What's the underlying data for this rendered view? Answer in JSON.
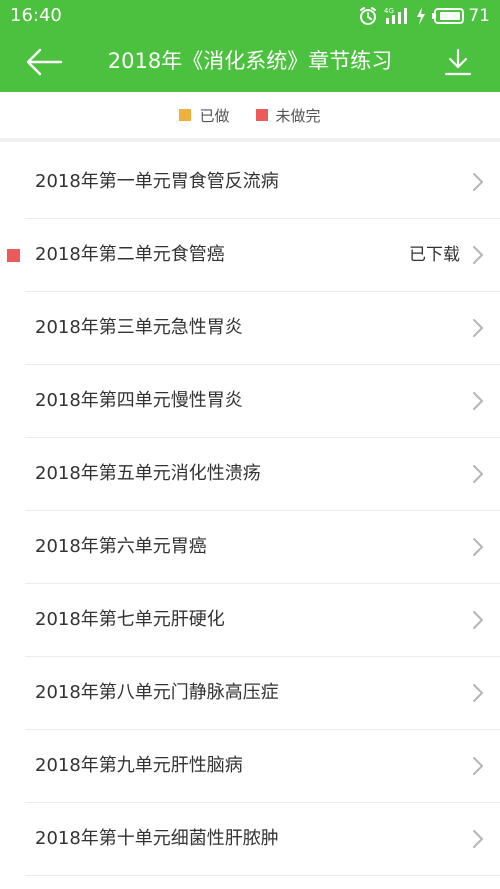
{
  "status_bar": {
    "time": "16:40",
    "network_label": "4G",
    "battery_level": "71",
    "icons": [
      "alarm-icon",
      "signal-icon",
      "charging-icon",
      "battery-icon"
    ]
  },
  "header": {
    "title": "2018年《消化系统》章节练习",
    "back_icon": "back-arrow-icon",
    "download_icon": "download-icon"
  },
  "legend": {
    "items": [
      {
        "label": "已做",
        "color": "#f0b13c"
      },
      {
        "label": "未做完",
        "color": "#ec5b5b"
      }
    ]
  },
  "colors": {
    "header_bg": "#4cc13f",
    "unfinished_marker": "#ec5b5b"
  },
  "chapters": [
    {
      "title": "2018年第一单元胃食管反流病",
      "status": ""
    },
    {
      "title": "2018年第二单元食管癌",
      "status": "已下载"
    },
    {
      "title": "2018年第三单元急性胃炎",
      "status": ""
    },
    {
      "title": "2018年第四单元慢性胃炎",
      "status": ""
    },
    {
      "title": "2018年第五单元消化性溃疡",
      "status": ""
    },
    {
      "title": "2018年第六单元胃癌",
      "status": ""
    },
    {
      "title": "2018年第七单元肝硬化",
      "status": ""
    },
    {
      "title": "2018年第八单元门静脉高压症",
      "status": ""
    },
    {
      "title": "2018年第九单元肝性脑病",
      "status": ""
    },
    {
      "title": "2018年第十单元细菌性肝脓肿",
      "status": ""
    }
  ]
}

# Requirement
Make an exact copy of every entry above, minus the images.

# Task output
What's the underlying data for this rendered view? Answer in JSON.
{
  "status_bar": {
    "time": "16:40",
    "network_label": "4G",
    "battery_level": "71",
    "icons": [
      "alarm-icon",
      "signal-icon",
      "charging-icon",
      "battery-icon"
    ]
  },
  "header": {
    "title": "2018年《消化系统》章节练习",
    "back_icon": "back-arrow-icon",
    "download_icon": "download-icon"
  },
  "legend": {
    "items": [
      {
        "label": "已做",
        "color": "#f0b13c"
      },
      {
        "label": "未做完",
        "color": "#ec5b5b"
      }
    ]
  },
  "colors": {
    "header_bg": "#4cc13f",
    "unfinished_marker": "#ec5b5b"
  },
  "chapters": [
    {
      "title": "2018年第一单元胃食管反流病",
      "status": ""
    },
    {
      "title": "2018年第二单元食管癌",
      "status": "已下载"
    },
    {
      "title": "2018年第三单元急性胃炎",
      "status": ""
    },
    {
      "title": "2018年第四单元慢性胃炎",
      "status": ""
    },
    {
      "title": "2018年第五单元消化性溃疡",
      "status": ""
    },
    {
      "title": "2018年第六单元胃癌",
      "status": ""
    },
    {
      "title": "2018年第七单元肝硬化",
      "status": ""
    },
    {
      "title": "2018年第八单元门静脉高压症",
      "status": ""
    },
    {
      "title": "2018年第九单元肝性脑病",
      "status": ""
    },
    {
      "title": "2018年第十单元细菌性肝脓肿",
      "status": ""
    }
  ]
}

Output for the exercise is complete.